Aim of the task
Repeat the material verbatim. Images are excluded from the copy.

Dataset items
_ _ _ _ _
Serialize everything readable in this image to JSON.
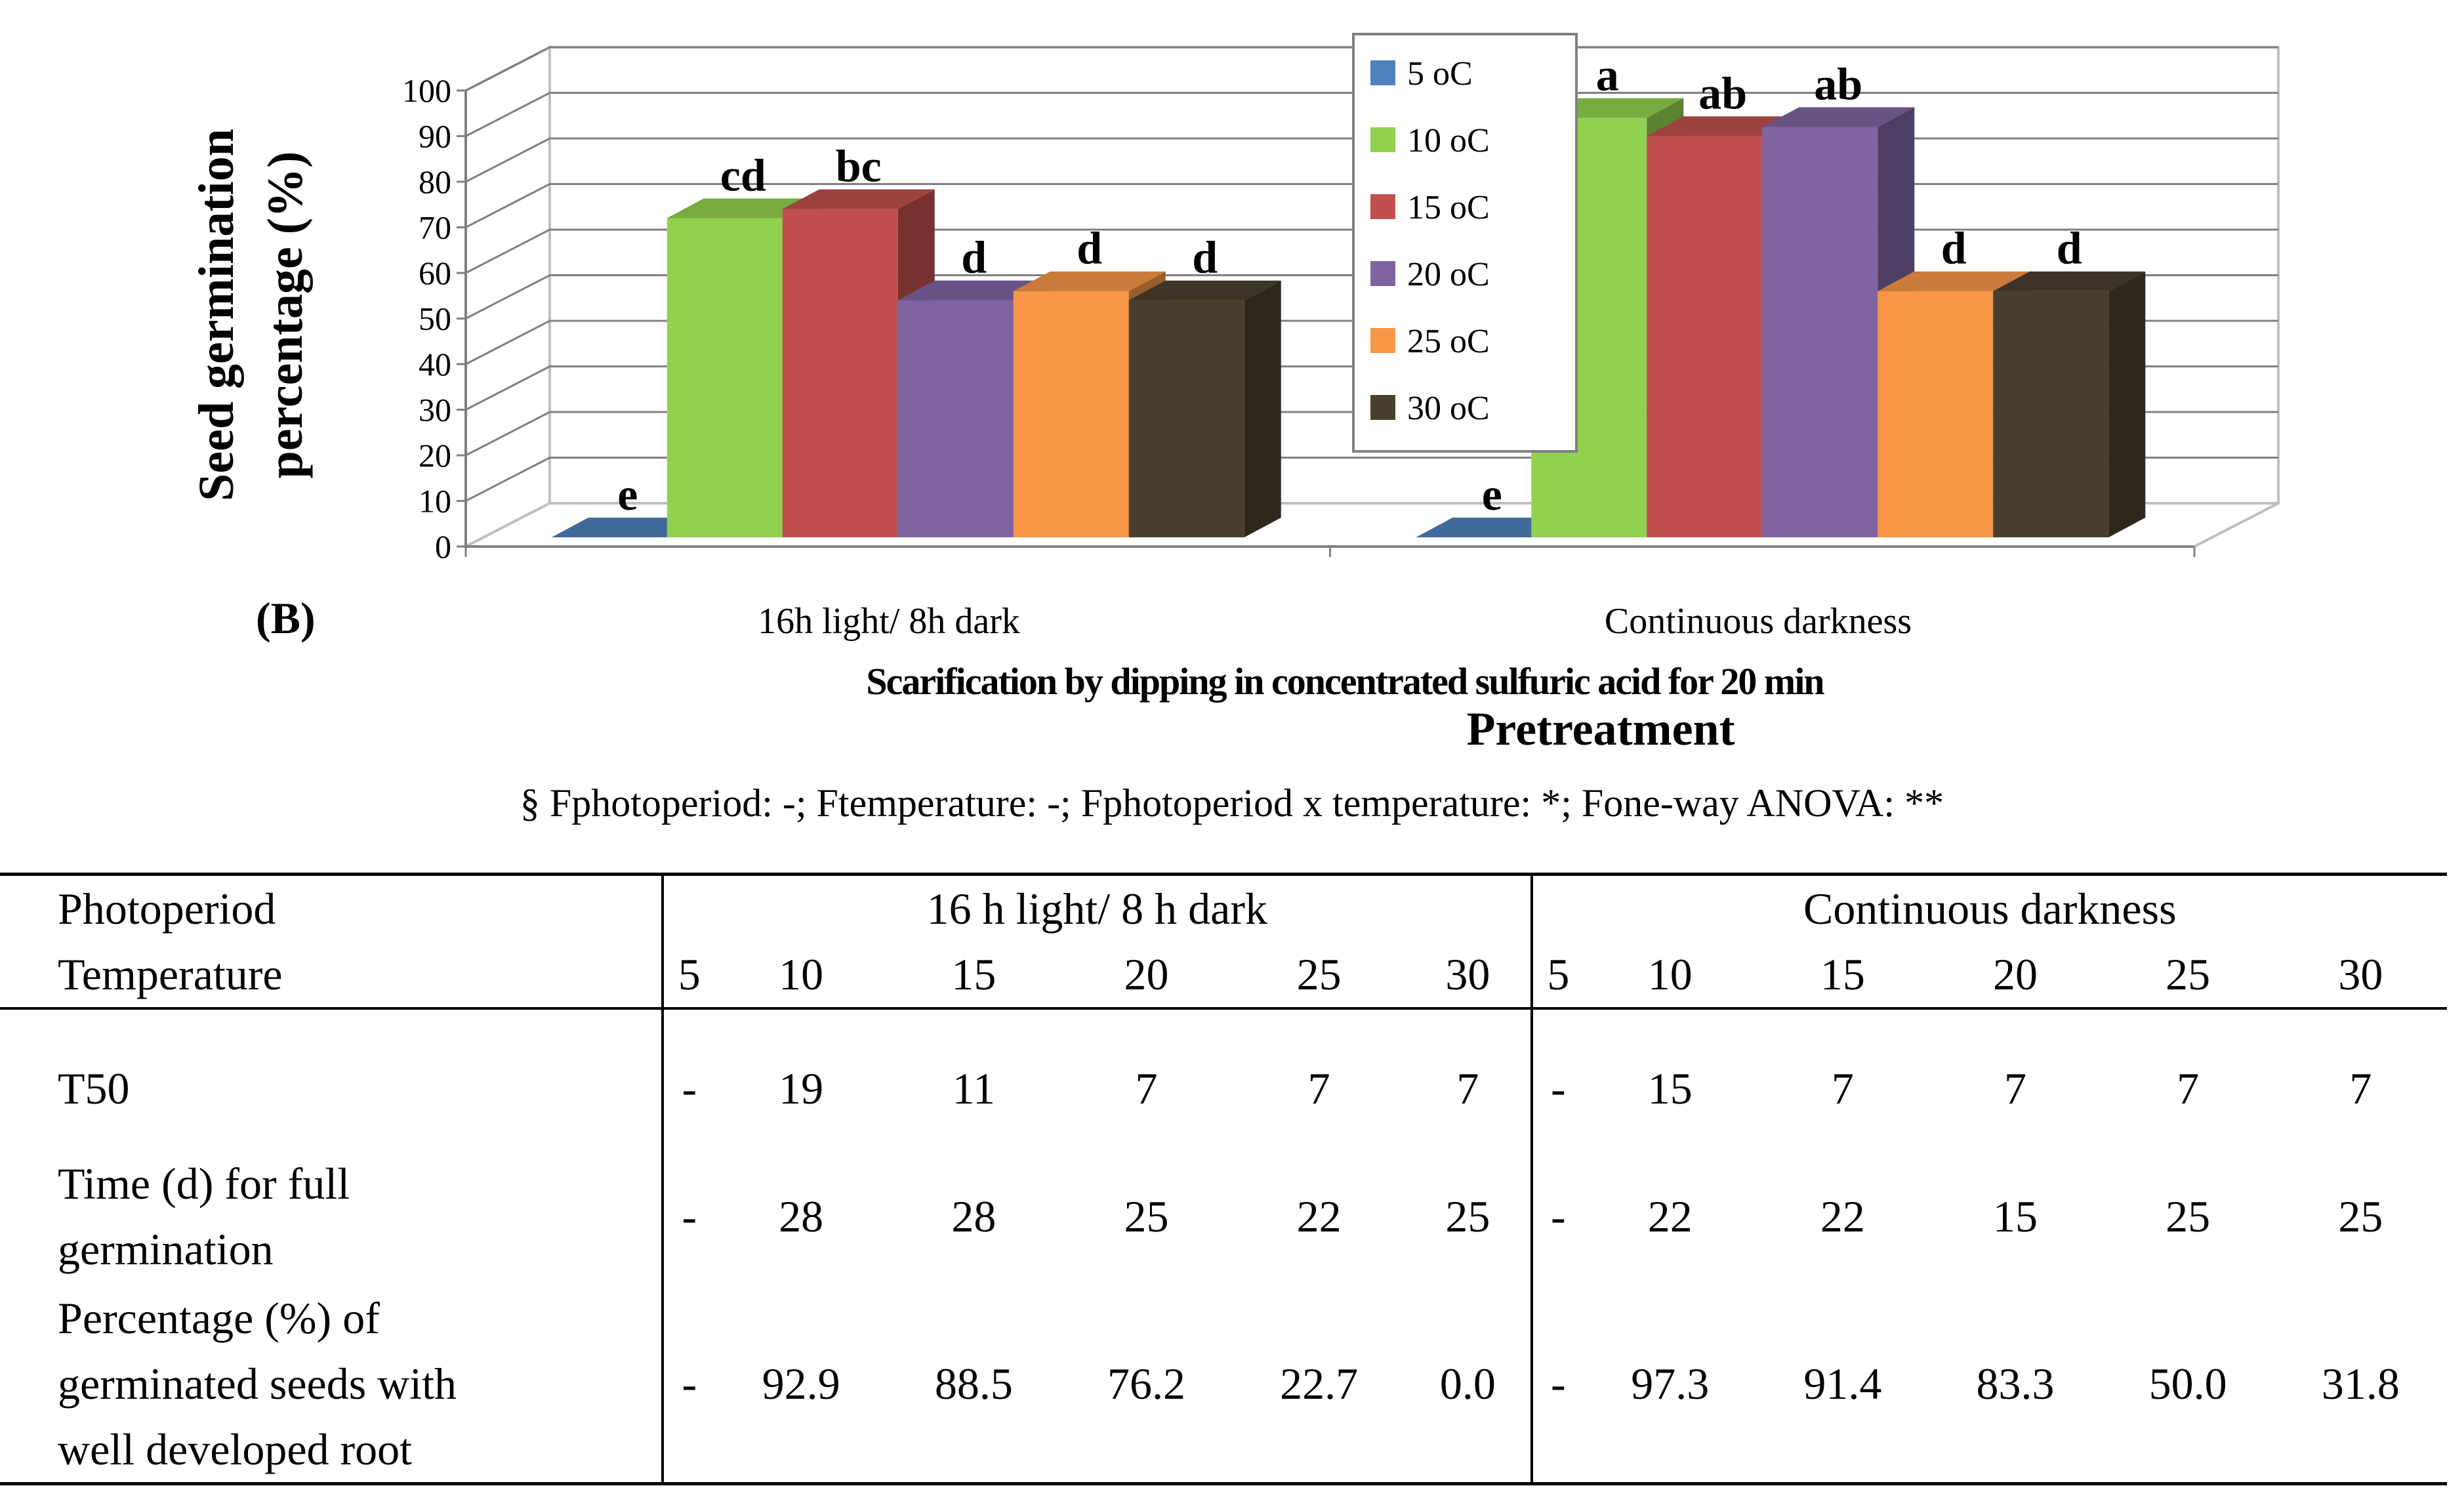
{
  "chart_data": {
    "type": "bar",
    "panel_label": "(B)",
    "categories": [
      "16h light/ 8h dark",
      "Continuous darkness"
    ],
    "subtitle": "Scarification by dipping in concentrated sulfuric acid  for 20 min",
    "xlabel": "Pretreatment",
    "ylabel_lines": [
      "Seed germination",
      "percentage (%)"
    ],
    "ylim": [
      0,
      100
    ],
    "yticks": [
      "0",
      "10",
      "20",
      "30",
      "40",
      "50",
      "60",
      "70",
      "80",
      "90",
      "100"
    ],
    "legend_position": "top-center",
    "series": [
      {
        "name": "5 oC",
        "color": "#4F81BD",
        "values": [
          0,
          0
        ],
        "labels": [
          "e",
          "e"
        ]
      },
      {
        "name": "10 oC",
        "color": "#92D050",
        "values": [
          70,
          92
        ],
        "labels": [
          "cd",
          "a"
        ]
      },
      {
        "name": "15 oC",
        "color": "#C0504D",
        "values": [
          72,
          88
        ],
        "labels": [
          "bc",
          "ab"
        ]
      },
      {
        "name": "20 oC",
        "color": "#8064A2",
        "values": [
          52,
          90
        ],
        "labels": [
          "d",
          "ab"
        ]
      },
      {
        "name": "25 oC",
        "color": "#F79646",
        "values": [
          54,
          54
        ],
        "labels": [
          "d",
          "d"
        ]
      },
      {
        "name": "30 oC",
        "color": "#4A3F2F",
        "values": [
          52,
          54
        ],
        "labels": [
          "d",
          "d"
        ]
      }
    ]
  },
  "footnote": "§ Fphotoperiod: -; Ftemperature: -; Fphotoperiod x temperature: *; Fone-way ANOVA: **",
  "table": {
    "photoperiod_label": "Photoperiod",
    "temperature_label": "Temperature",
    "groups": [
      "16 h light/ 8 h dark",
      "Continuous darkness"
    ],
    "temperatures": [
      "5",
      "10",
      "15",
      "20",
      "25",
      "30",
      "5",
      "10",
      "15",
      "20",
      "25",
      "30"
    ],
    "rows": [
      {
        "label_lines": [
          "T50"
        ],
        "values": [
          "-",
          "19",
          "11",
          "7",
          "7",
          "7",
          "-",
          "15",
          "7",
          "7",
          "7",
          "7"
        ]
      },
      {
        "label_lines": [
          "Time (d) for full",
          "germination"
        ],
        "values": [
          "-",
          "28",
          "28",
          "25",
          "22",
          "25",
          "-",
          "22",
          "22",
          "15",
          "25",
          "25"
        ]
      },
      {
        "label_lines": [
          "Percentage (%) of",
          "germinated seeds with",
          "well developed root"
        ],
        "values": [
          "-",
          "92.9",
          "88.5",
          "76.2",
          "22.7",
          "0.0",
          "-",
          "97.3",
          "91.4",
          "83.3",
          "50.0",
          "31.8"
        ]
      }
    ]
  }
}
_ _ _ _ _
Answer to the task
Serialize everything readable in this image to JSON.
{
  "chart_data": {
    "type": "bar",
    "panel_label": "(B)",
    "categories": [
      "16h light/ 8h dark",
      "Continuous darkness"
    ],
    "subtitle": "Scarification by dipping in concentrated sulfuric acid  for 20 min",
    "xlabel": "Pretreatment",
    "ylabel_lines": [
      "Seed germination",
      "percentage (%)"
    ],
    "ylim": [
      0,
      100
    ],
    "yticks": [
      "0",
      "10",
      "20",
      "30",
      "40",
      "50",
      "60",
      "70",
      "80",
      "90",
      "100"
    ],
    "legend_position": "top-center",
    "series": [
      {
        "name": "5 oC",
        "color": "#4F81BD",
        "values": [
          0,
          0
        ],
        "labels": [
          "e",
          "e"
        ]
      },
      {
        "name": "10 oC",
        "color": "#92D050",
        "values": [
          70,
          92
        ],
        "labels": [
          "cd",
          "a"
        ]
      },
      {
        "name": "15 oC",
        "color": "#C0504D",
        "values": [
          72,
          88
        ],
        "labels": [
          "bc",
          "ab"
        ]
      },
      {
        "name": "20 oC",
        "color": "#8064A2",
        "values": [
          52,
          90
        ],
        "labels": [
          "d",
          "ab"
        ]
      },
      {
        "name": "25 oC",
        "color": "#F79646",
        "values": [
          54,
          54
        ],
        "labels": [
          "d",
          "d"
        ]
      },
      {
        "name": "30 oC",
        "color": "#4A3F2F",
        "values": [
          52,
          54
        ],
        "labels": [
          "d",
          "d"
        ]
      }
    ]
  },
  "footnote": "§ Fphotoperiod: -; Ftemperature: -; Fphotoperiod x temperature: *; Fone-way ANOVA: **",
  "table": {
    "photoperiod_label": "Photoperiod",
    "temperature_label": "Temperature",
    "groups": [
      "16 h light/ 8 h dark",
      "Continuous darkness"
    ],
    "temperatures": [
      "5",
      "10",
      "15",
      "20",
      "25",
      "30",
      "5",
      "10",
      "15",
      "20",
      "25",
      "30"
    ],
    "rows": [
      {
        "label_lines": [
          "T50"
        ],
        "values": [
          "-",
          "19",
          "11",
          "7",
          "7",
          "7",
          "-",
          "15",
          "7",
          "7",
          "7",
          "7"
        ]
      },
      {
        "label_lines": [
          "Time (d) for full",
          "germination"
        ],
        "values": [
          "-",
          "28",
          "28",
          "25",
          "22",
          "25",
          "-",
          "22",
          "22",
          "15",
          "25",
          "25"
        ]
      },
      {
        "label_lines": [
          "Percentage (%) of",
          "germinated seeds with",
          "well developed root"
        ],
        "values": [
          "-",
          "92.9",
          "88.5",
          "76.2",
          "22.7",
          "0.0",
          "-",
          "97.3",
          "91.4",
          "83.3",
          "50.0",
          "31.8"
        ]
      }
    ]
  }
}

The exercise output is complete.